SET PROBLEM =
Transcribe the data in full and exactly, omitting any pictures.

● ● ● ● ●

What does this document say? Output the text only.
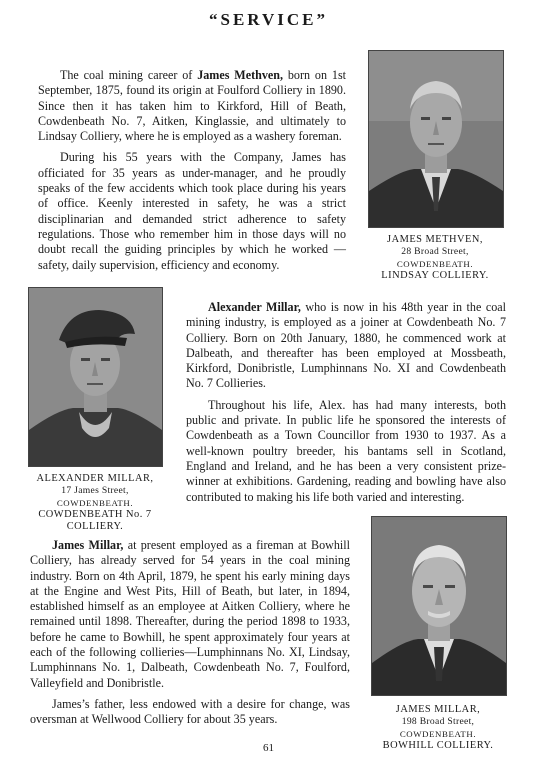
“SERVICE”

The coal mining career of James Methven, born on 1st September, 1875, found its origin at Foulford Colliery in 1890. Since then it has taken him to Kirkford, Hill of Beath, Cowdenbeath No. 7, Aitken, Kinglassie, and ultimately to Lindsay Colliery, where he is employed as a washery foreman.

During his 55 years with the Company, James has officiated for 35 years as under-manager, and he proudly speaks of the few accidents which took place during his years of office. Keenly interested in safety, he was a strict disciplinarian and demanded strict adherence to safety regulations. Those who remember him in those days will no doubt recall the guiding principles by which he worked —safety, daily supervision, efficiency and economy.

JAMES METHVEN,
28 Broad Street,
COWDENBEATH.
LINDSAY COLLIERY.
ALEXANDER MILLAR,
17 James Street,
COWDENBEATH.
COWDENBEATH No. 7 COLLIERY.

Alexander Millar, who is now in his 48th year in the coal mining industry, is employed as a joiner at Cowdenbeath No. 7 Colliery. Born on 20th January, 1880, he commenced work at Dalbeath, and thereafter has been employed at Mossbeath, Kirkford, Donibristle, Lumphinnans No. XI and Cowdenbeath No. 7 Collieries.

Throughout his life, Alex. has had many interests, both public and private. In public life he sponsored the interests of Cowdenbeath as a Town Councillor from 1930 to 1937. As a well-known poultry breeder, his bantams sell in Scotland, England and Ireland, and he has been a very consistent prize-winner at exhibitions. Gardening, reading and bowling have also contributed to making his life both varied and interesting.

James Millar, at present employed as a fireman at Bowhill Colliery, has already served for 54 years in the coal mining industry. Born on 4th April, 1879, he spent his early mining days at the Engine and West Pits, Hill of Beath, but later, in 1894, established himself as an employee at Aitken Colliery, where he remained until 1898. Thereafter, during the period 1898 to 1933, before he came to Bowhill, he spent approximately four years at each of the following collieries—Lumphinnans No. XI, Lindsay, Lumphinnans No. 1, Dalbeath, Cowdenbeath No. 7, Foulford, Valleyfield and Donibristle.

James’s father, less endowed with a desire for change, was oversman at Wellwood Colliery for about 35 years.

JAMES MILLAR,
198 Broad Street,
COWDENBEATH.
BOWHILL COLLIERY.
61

● ● ● ● ●

EXERCISE SOLUTION =
What does this document say? Output the text only.
“SERVICE”

The coal mining career of James Methven, born on 1st September, 1875, found its origin at Foulford Colliery in 1890. Since then it has taken him to Kirkford, Hill of Beath, Cowdenbeath No. 7, Aitken, Kinglassie, and ultimately to Lindsay Colliery, where he is employed as a washery foreman.

During his 55 years with the Company, James has officiated for 35 years as under-manager, and he proudly speaks of the few accidents which took place during his years of office. Keenly interested in safety, he was a strict disciplinarian and demanded strict adherence to safety regulations. Those who remember him in those days will no doubt recall the guiding principles by which he worked —safety, daily supervision, efficiency and economy.

JAMES METHVEN,
28 Broad Street,
COWDENBEATH.
LINDSAY COLLIERY.
ALEXANDER MILLAR,
17 James Street,
COWDENBEATH.
COWDENBEATH No. 7 COLLIERY.

Alexander Millar, who is now in his 48th year in the coal mining industry, is employed as a joiner at Cowdenbeath No. 7 Colliery. Born on 20th January, 1880, he commenced work at Dalbeath, and thereafter has been employed at Mossbeath, Kirkford, Donibristle, Lumphinnans No. XI and Cowdenbeath No. 7 Collieries.

Throughout his life, Alex. has had many interests, both public and private. In public life he sponsored the interests of Cowdenbeath as a Town Councillor from 1930 to 1937. As a well-known poultry breeder, his bantams sell in Scotland, England and Ireland, and he has been a very consistent prize-winner at exhibitions. Gardening, reading and bowling have also contributed to making his life both varied and interesting.

James Millar, at present employed as a fireman at Bowhill Colliery, has already served for 54 years in the coal mining industry. Born on 4th April, 1879, he spent his early mining days at the Engine and West Pits, Hill of Beath, but later, in 1894, established himself as an employee at Aitken Colliery, where he remained until 1898. Thereafter, during the period 1898 to 1933, before he came to Bowhill, he spent approximately four years at each of the following collieries—Lumphinnans No. XI, Lindsay, Lumphinnans No. 1, Dalbeath, Cowdenbeath No. 7, Foulford, Valleyfield and Donibristle.

James’s father, less endowed with a desire for change, was oversman at Wellwood Colliery for about 35 years.

JAMES MILLAR,
198 Broad Street,
COWDENBEATH.
BOWHILL COLLIERY.
61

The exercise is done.